■ EXERCISE GOAL ■
Transcribe all the entries word for word, but omit the images.

──────────

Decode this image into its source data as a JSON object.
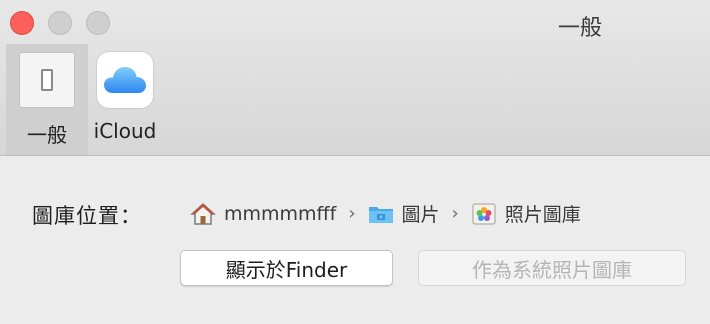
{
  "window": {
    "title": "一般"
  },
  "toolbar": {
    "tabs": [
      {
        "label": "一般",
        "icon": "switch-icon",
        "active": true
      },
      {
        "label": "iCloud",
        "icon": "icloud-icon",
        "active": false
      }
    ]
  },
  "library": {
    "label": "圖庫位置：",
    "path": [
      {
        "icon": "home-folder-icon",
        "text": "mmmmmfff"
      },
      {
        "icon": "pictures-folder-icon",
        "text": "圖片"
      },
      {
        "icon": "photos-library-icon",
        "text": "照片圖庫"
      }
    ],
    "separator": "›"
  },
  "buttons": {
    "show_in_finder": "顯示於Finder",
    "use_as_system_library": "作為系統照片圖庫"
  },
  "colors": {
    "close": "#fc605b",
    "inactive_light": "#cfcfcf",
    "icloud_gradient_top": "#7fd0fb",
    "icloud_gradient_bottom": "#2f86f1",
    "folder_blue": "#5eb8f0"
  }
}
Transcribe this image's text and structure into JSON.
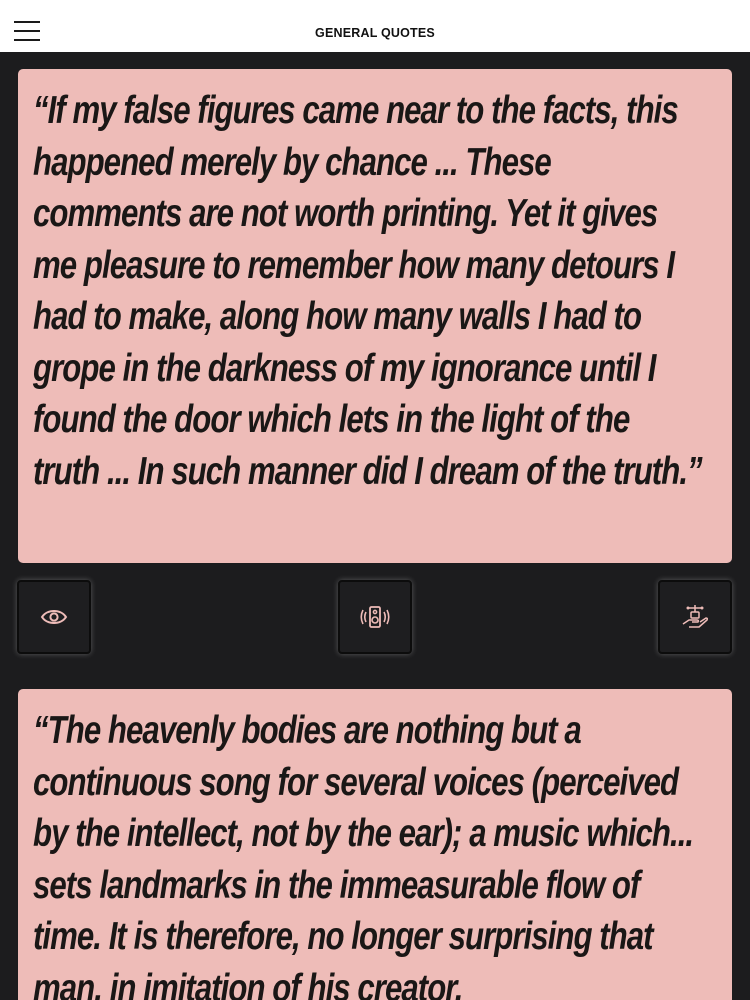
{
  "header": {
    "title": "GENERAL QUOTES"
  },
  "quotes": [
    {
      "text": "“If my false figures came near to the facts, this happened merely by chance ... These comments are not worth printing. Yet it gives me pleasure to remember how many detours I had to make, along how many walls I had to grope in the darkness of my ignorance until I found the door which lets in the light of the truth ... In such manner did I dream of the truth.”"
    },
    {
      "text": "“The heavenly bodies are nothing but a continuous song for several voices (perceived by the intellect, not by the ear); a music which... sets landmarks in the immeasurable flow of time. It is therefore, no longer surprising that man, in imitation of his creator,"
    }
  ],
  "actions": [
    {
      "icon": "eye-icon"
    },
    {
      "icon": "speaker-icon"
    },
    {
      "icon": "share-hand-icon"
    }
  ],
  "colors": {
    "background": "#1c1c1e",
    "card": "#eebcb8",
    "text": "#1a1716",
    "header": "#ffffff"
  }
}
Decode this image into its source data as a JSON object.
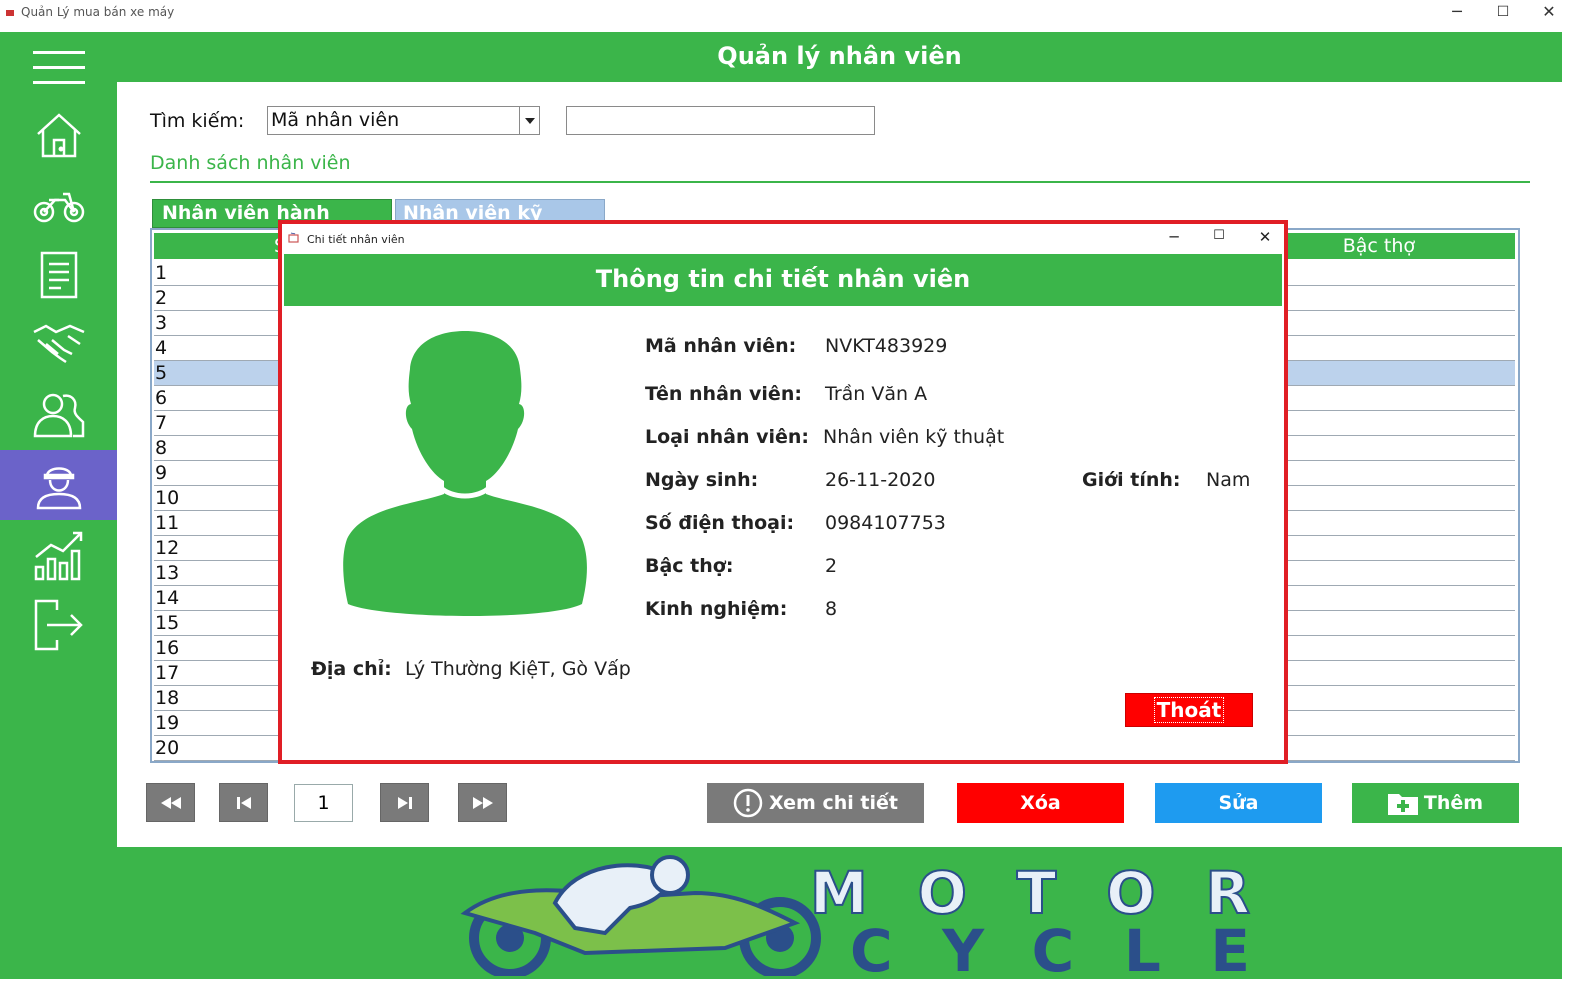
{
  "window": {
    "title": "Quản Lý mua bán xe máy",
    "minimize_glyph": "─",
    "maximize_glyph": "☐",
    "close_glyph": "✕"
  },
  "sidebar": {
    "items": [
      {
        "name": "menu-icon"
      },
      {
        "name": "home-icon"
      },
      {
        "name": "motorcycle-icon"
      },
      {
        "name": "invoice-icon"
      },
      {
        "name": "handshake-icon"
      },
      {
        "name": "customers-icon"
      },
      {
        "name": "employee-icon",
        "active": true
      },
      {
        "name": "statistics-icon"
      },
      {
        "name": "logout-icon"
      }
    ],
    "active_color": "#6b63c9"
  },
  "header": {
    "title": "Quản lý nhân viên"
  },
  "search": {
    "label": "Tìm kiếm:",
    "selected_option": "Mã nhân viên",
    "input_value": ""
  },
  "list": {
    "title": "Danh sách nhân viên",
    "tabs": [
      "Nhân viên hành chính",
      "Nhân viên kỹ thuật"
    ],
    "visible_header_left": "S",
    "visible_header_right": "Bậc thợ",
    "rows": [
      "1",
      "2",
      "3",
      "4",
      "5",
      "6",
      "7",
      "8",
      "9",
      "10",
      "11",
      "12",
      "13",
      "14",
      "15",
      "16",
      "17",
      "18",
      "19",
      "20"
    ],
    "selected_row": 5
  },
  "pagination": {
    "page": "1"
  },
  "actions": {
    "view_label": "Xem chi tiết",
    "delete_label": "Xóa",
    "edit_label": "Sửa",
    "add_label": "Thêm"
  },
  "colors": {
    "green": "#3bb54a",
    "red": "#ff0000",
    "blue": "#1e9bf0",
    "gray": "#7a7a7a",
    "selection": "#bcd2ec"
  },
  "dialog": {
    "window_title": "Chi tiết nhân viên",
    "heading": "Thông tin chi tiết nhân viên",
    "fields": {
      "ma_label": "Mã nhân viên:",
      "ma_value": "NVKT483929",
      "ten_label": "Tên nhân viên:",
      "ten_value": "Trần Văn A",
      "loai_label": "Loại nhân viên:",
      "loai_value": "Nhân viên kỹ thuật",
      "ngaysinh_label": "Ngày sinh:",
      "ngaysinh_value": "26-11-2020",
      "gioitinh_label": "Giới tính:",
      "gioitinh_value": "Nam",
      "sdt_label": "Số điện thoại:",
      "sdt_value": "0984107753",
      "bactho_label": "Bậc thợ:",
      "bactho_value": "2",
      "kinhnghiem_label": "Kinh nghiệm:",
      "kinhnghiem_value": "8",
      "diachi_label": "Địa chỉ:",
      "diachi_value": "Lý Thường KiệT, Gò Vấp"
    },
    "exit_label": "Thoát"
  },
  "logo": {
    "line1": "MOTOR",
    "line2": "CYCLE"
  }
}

──────────

■ COMPLETE ANSWER ■
Decode this image into its source data as a JSON object.
{
  "window": {
    "title": "一般"
  },
  "toolbar": {
    "tabs": [
      {
        "label": "一般",
        "icon": "switch-icon",
        "active": true
      },
      {
        "label": "iCloud",
        "icon": "icloud-icon",
        "active": false
      }
    ]
  },
  "library": {
    "label": "圖庫位置：",
    "path": [
      {
        "icon": "home-folder-icon",
        "text": "mmmmmfff"
      },
      {
        "icon": "pictures-folder-icon",
        "text": "圖片"
      },
      {
        "icon": "photos-library-icon",
        "text": "照片圖庫"
      }
    ],
    "separator": "›"
  },
  "buttons": {
    "show_in_finder": "顯示於Finder",
    "use_as_system_library": "作為系統照片圖庫"
  },
  "colors": {
    "close": "#fc605b",
    "inactive_light": "#cfcfcf",
    "icloud_gradient_top": "#7fd0fb",
    "icloud_gradient_bottom": "#2f86f1",
    "folder_blue": "#5eb8f0"
  }
}
Transcribe this image's text and structure into JSON.
{
  "header": {
    "title": "GENERAL QUOTES"
  },
  "quotes": [
    {
      "text": "“If my false figures came near to the facts, this happened merely by chance ... These comments are not worth printing. Yet it gives me pleasure to remember how many detours I had to make, along how many walls I had to grope in the darkness of my ignorance until I found the door which lets in the light of the truth ... In such manner did I dream of the truth.”"
    },
    {
      "text": "“The heavenly bodies are nothing but a continuous song for several voices (perceived by the intellect, not by the ear); a music which... sets landmarks in the immeasurable flow of time. It is therefore, no longer surprising that man, in imitation of his creator,"
    }
  ],
  "actions": [
    {
      "icon": "eye-icon"
    },
    {
      "icon": "speaker-icon"
    },
    {
      "icon": "share-hand-icon"
    }
  ],
  "colors": {
    "background": "#1c1c1e",
    "card": "#eebcb8",
    "text": "#1a1716",
    "header": "#ffffff"
  }
}
Decode this image into its source data as a JSON object.
{
  "window": {
    "title": "Quản Lý mua bán xe máy",
    "minimize_glyph": "─",
    "maximize_glyph": "☐",
    "close_glyph": "✕"
  },
  "sidebar": {
    "items": [
      {
        "name": "menu-icon"
      },
      {
        "name": "home-icon"
      },
      {
        "name": "motorcycle-icon"
      },
      {
        "name": "invoice-icon"
      },
      {
        "name": "handshake-icon"
      },
      {
        "name": "customers-icon"
      },
      {
        "name": "employee-icon",
        "active": true
      },
      {
        "name": "statistics-icon"
      },
      {
        "name": "logout-icon"
      }
    ],
    "active_color": "#6b63c9"
  },
  "header": {
    "title": "Quản lý nhân viên"
  },
  "search": {
    "label": "Tìm kiếm:",
    "selected_option": "Mã nhân viên",
    "input_value": ""
  },
  "list": {
    "title": "Danh sách nhân viên",
    "tabs": [
      "Nhân viên hành chính",
      "Nhân viên kỹ thuật"
    ],
    "visible_header_left": "S",
    "visible_header_right": "Bậc thợ",
    "rows": [
      "1",
      "2",
      "3",
      "4",
      "5",
      "6",
      "7",
      "8",
      "9",
      "10",
      "11",
      "12",
      "13",
      "14",
      "15",
      "16",
      "17",
      "18",
      "19",
      "20"
    ],
    "selected_row": 5
  },
  "pagination": {
    "page": "1"
  },
  "actions": {
    "view_label": "Xem chi tiết",
    "delete_label": "Xóa",
    "edit_label": "Sửa",
    "add_label": "Thêm"
  },
  "colors": {
    "green": "#3bb54a",
    "red": "#ff0000",
    "blue": "#1e9bf0",
    "gray": "#7a7a7a",
    "selection": "#bcd2ec"
  },
  "dialog": {
    "window_title": "Chi tiết nhân viên",
    "heading": "Thông tin chi tiết nhân viên",
    "fields": {
      "ma_label": "Mã nhân viên:",
      "ma_value": "NVKT483929",
      "ten_label": "Tên nhân viên:",
      "ten_value": "Trần Văn A",
      "loai_label": "Loại nhân viên:",
      "loai_value": "Nhân viên kỹ thuật",
      "ngaysinh_label": "Ngày sinh:",
      "ngaysinh_value": "26-11-2020",
      "gioitinh_label": "Giới tính:",
      "gioitinh_value": "Nam",
      "sdt_label": "Số điện thoại:",
      "sdt_value": "0984107753",
      "bactho_label": "Bậc thợ:",
      "bactho_value": "2",
      "kinhnghiem_label": "Kinh nghiệm:",
      "kinhnghiem_value": "8",
      "diachi_label": "Địa chỉ:",
      "diachi_value": "Lý Thường KiệT, Gò Vấp"
    },
    "exit_label": "Thoát"
  },
  "logo": {
    "line1": "MOTOR",
    "line2": "CYCLE"
  }
}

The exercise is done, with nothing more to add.